Directions for this task:
Make an exact copy of the records, with the images left out.
┌─ Entries supplied
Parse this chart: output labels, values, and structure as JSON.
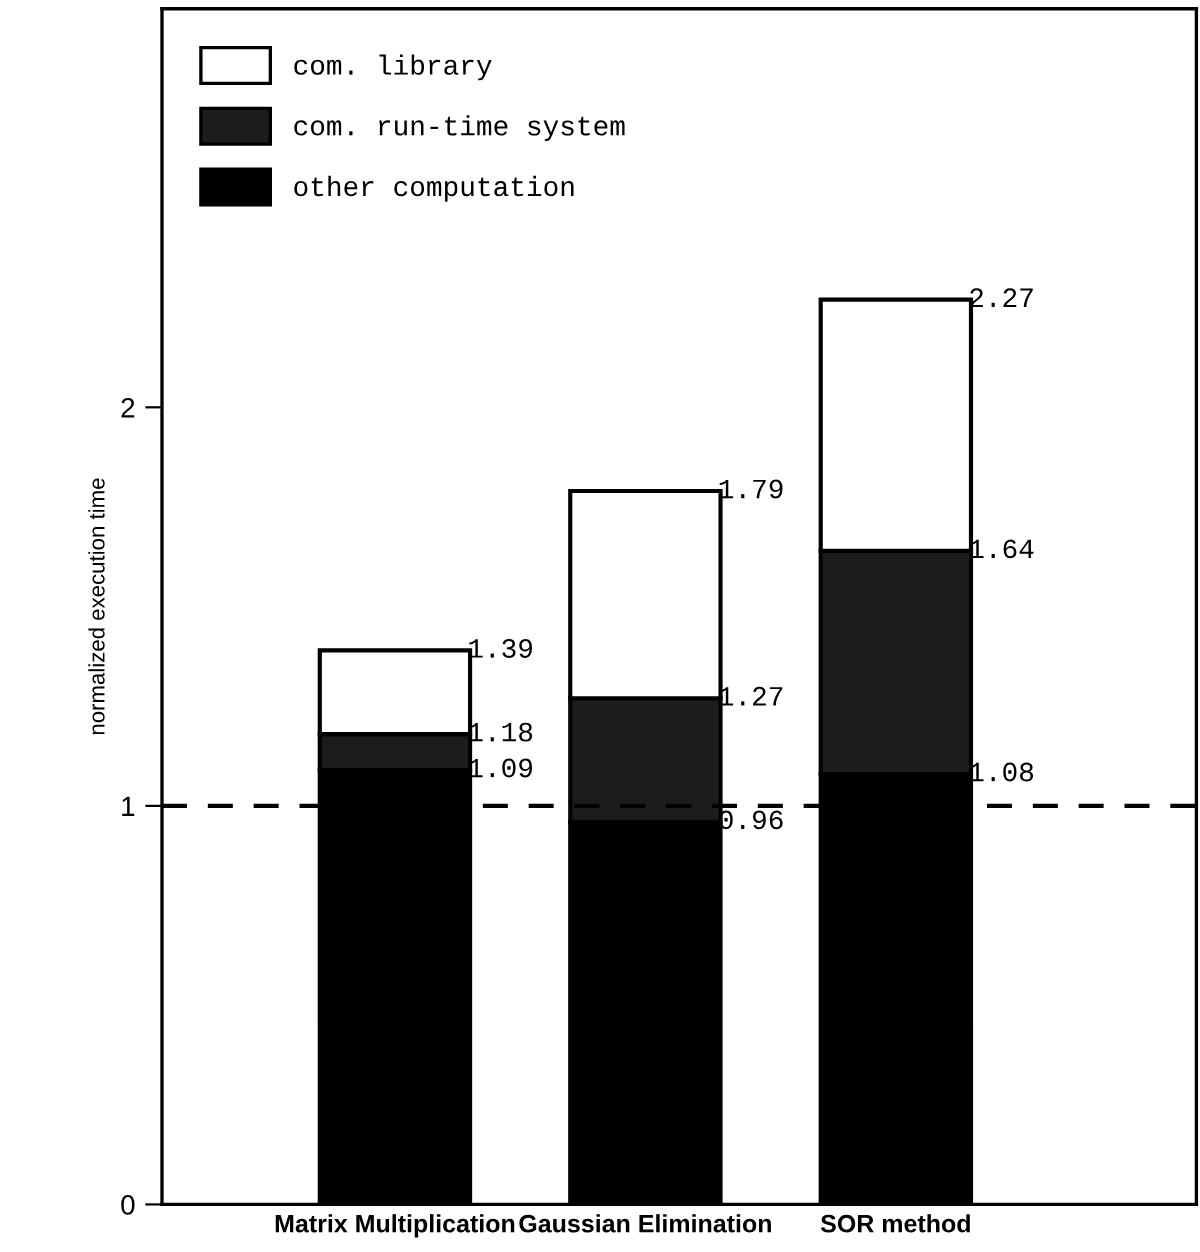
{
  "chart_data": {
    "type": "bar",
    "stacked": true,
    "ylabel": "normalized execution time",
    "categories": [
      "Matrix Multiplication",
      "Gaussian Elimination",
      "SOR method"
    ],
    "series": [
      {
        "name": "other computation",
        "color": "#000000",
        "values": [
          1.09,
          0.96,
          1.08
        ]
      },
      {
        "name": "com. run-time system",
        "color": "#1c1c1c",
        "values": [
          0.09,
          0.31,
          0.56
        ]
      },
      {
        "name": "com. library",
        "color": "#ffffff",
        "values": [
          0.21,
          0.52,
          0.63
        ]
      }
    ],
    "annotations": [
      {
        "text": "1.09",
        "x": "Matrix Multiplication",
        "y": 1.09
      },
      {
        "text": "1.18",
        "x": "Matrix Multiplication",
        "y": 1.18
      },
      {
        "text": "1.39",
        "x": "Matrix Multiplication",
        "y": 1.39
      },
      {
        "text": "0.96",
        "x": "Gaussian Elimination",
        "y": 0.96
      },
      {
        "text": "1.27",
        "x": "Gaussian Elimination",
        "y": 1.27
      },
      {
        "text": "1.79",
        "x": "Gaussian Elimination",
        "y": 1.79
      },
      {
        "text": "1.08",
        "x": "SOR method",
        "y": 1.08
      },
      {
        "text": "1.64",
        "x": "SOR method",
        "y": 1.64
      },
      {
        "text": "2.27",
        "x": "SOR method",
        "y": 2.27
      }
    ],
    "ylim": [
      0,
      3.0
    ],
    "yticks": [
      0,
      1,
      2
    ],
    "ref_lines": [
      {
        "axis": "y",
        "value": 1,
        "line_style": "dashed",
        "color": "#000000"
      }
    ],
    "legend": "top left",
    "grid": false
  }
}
└─
Answer to this task:
Parse this chart: output labels, values, and structure as JSON.
{
  "chart_data": {
    "type": "bar",
    "stacked": true,
    "ylabel": "normalized execution time",
    "categories": [
      "Matrix Multiplication",
      "Gaussian Elimination",
      "SOR method"
    ],
    "series": [
      {
        "name": "other computation",
        "color": "#000000",
        "values": [
          1.09,
          0.96,
          1.08
        ]
      },
      {
        "name": "com. run-time system",
        "color": "#1c1c1c",
        "values": [
          0.09,
          0.31,
          0.56
        ]
      },
      {
        "name": "com. library",
        "color": "#ffffff",
        "values": [
          0.21,
          0.52,
          0.63
        ]
      }
    ],
    "annotations": [
      {
        "text": "1.09",
        "x": "Matrix Multiplication",
        "y": 1.09
      },
      {
        "text": "1.18",
        "x": "Matrix Multiplication",
        "y": 1.18
      },
      {
        "text": "1.39",
        "x": "Matrix Multiplication",
        "y": 1.39
      },
      {
        "text": "0.96",
        "x": "Gaussian Elimination",
        "y": 0.96
      },
      {
        "text": "1.27",
        "x": "Gaussian Elimination",
        "y": 1.27
      },
      {
        "text": "1.79",
        "x": "Gaussian Elimination",
        "y": 1.79
      },
      {
        "text": "1.08",
        "x": "SOR method",
        "y": 1.08
      },
      {
        "text": "1.64",
        "x": "SOR method",
        "y": 1.64
      },
      {
        "text": "2.27",
        "x": "SOR method",
        "y": 2.27
      }
    ],
    "ylim": [
      0,
      3.0
    ],
    "yticks": [
      0,
      1,
      2
    ],
    "ref_lines": [
      {
        "axis": "y",
        "value": 1,
        "line_style": "dashed",
        "color": "#000000"
      }
    ],
    "legend": "top left",
    "grid": false
  }
}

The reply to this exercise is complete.